** START **

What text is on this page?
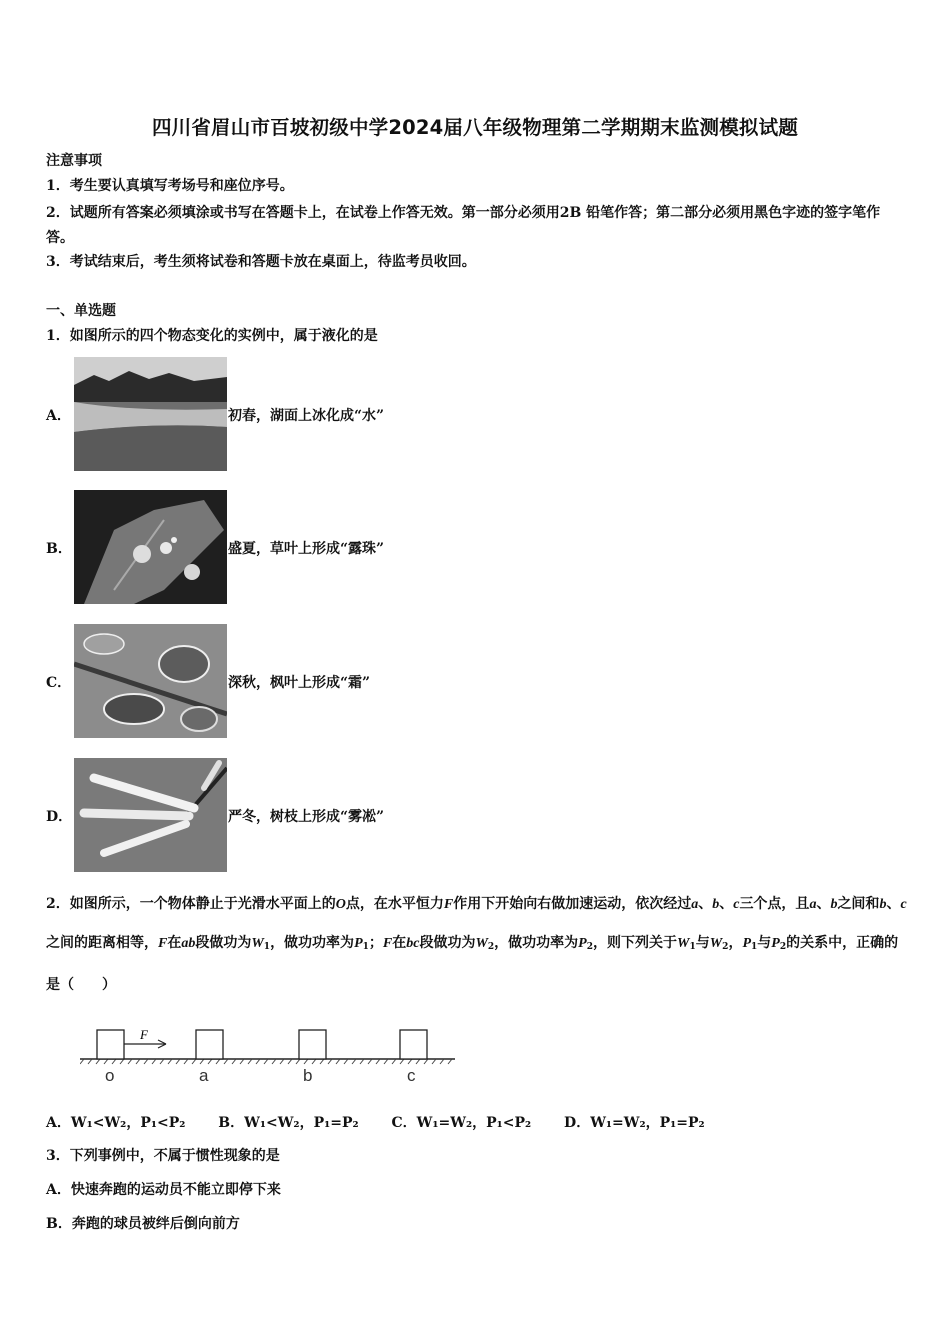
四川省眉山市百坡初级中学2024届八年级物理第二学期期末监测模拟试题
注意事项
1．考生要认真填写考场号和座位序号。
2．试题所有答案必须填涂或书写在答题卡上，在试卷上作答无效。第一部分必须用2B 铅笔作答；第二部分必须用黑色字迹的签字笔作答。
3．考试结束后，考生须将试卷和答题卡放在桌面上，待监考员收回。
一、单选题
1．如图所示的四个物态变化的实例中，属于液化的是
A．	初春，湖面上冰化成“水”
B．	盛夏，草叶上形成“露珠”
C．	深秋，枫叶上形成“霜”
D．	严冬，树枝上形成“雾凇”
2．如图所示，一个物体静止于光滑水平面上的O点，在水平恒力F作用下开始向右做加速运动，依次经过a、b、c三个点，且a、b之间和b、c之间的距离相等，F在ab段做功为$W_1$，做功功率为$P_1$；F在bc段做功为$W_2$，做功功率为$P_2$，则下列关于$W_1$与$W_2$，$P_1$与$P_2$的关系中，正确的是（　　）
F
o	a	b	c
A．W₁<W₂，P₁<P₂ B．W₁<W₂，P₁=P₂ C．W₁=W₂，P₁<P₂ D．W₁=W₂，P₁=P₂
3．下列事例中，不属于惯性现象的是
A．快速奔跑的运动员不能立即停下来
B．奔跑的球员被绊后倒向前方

** END **

**Work to complete:**
Copy out the listing exactly as it stands, but not the pictures.

**Correct output:**
What text is on this page?
四川省眉山市百坡初级中学2024届八年级物理第二学期期末监测模拟试题
注意事项
1．考生要认真填写考场号和座位序号。
2．试题所有答案必须填涂或书写在答题卡上，在试卷上作答无效。第一部分必须用2B 铅笔作答；第二部分必须用黑色字迹的签字笔作答。
3．考试结束后，考生须将试卷和答题卡放在桌面上，待监考员收回。
一、单选题
1．如图所示的四个物态变化的实例中，属于液化的是
A．	初春，湖面上冰化成“水”
B．	盛夏，草叶上形成“露珠”
C．	深秋，枫叶上形成“霜”
D．	严冬，树枝上形成“雾凇”
2．如图所示，一个物体静止于光滑水平面上的O点，在水平恒力F作用下开始向右做加速运动，依次经过a、b、c三个点，且a、b之间和b、c之间的距离相等，F在ab段做功为$W_1$，做功功率为$P_1$；F在bc段做功为$W_2$，做功功率为$P_2$，则下列关于$W_1$与$W_2$，$P_1$与$P_2$的关系中，正确的是（　　）
F
o	a	b	c
A．W₁<W₂，P₁<P₂ B．W₁<W₂，P₁=P₂ C．W₁=W₂，P₁<P₂ D．W₁=W₂，P₁=P₂
3．下列事例中，不属于惯性现象的是
A．快速奔跑的运动员不能立即停下来
B．奔跑的球员被绊后倒向前方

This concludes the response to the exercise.